Raw records
+--

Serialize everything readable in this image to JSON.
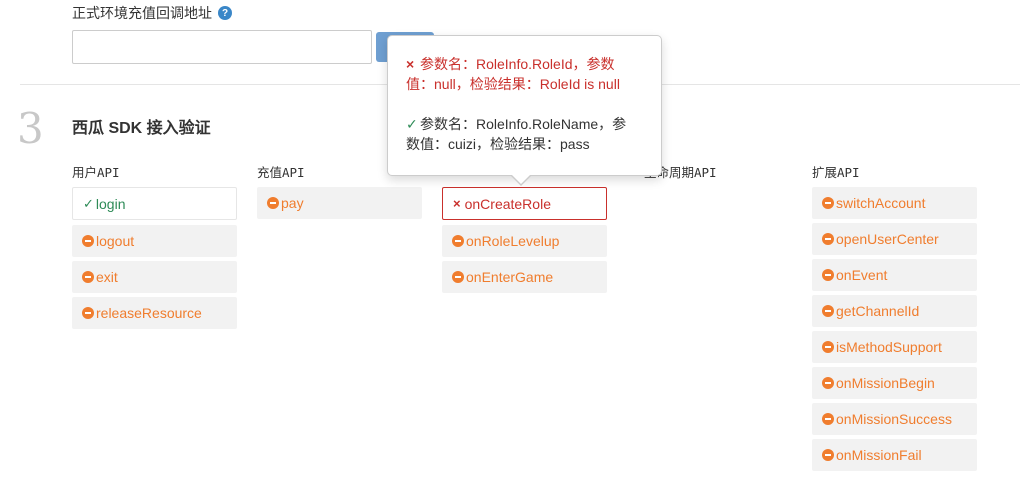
{
  "callback": {
    "label": "正式环境充值回调地址",
    "help_icon": "?",
    "input_value": "",
    "input_placeholder": "",
    "button_label": ""
  },
  "section": {
    "number": "3",
    "title": "西瓜 SDK 接入验证"
  },
  "columns": {
    "user_api": {
      "title": "用户API",
      "items": [
        {
          "label": "login",
          "status": "success"
        },
        {
          "label": "logout",
          "status": "pending"
        },
        {
          "label": "exit",
          "status": "pending"
        },
        {
          "label": "releaseResource",
          "status": "pending"
        }
      ]
    },
    "pay_api": {
      "title": "充值API",
      "items": [
        {
          "label": "pay",
          "status": "pending"
        }
      ]
    },
    "role_api": {
      "title": "",
      "items": [
        {
          "label": "onCreateRole",
          "status": "error"
        },
        {
          "label": "onRoleLevelup",
          "status": "pending"
        },
        {
          "label": "onEnterGame",
          "status": "pending"
        }
      ]
    },
    "lifecycle_api": {
      "title": "生命周期API",
      "items": []
    },
    "ext_api": {
      "title": "扩展API",
      "items": [
        {
          "label": "switchAccount",
          "status": "pending"
        },
        {
          "label": "openUserCenter",
          "status": "pending"
        },
        {
          "label": "onEvent",
          "status": "pending"
        },
        {
          "label": "getChannelId",
          "status": "pending"
        },
        {
          "label": "isMethodSupport",
          "status": "pending"
        },
        {
          "label": "onMissionBegin",
          "status": "pending"
        },
        {
          "label": "onMissionSuccess",
          "status": "pending"
        },
        {
          "label": "onMissionFail",
          "status": "pending"
        }
      ]
    }
  },
  "popover": {
    "error_mark": "×",
    "error_text": "参数名：RoleInfo.RoleId，参数值：null，检验结果：RoleId is null",
    "ok_mark": "✓",
    "ok_text": "参数名：RoleInfo.RoleName，参数值：cuizi，检验结果：pass"
  },
  "colors": {
    "pending": "#f07d2e",
    "success": "#2e8b57",
    "error": "#c9302c",
    "primary_button": "#6f9fd1"
  }
}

+--

_INSTRUCTION_
From the listing above, copy every line that includes the word "RoleInfo".

_FULL OUTPUT_
    "error_text": "参数名：RoleInfo.RoleId，参数值：null，检验结果：RoleId is null",
    "ok_text": "参数名：RoleInfo.RoleName，参数值：cuizi，检验结果：pass"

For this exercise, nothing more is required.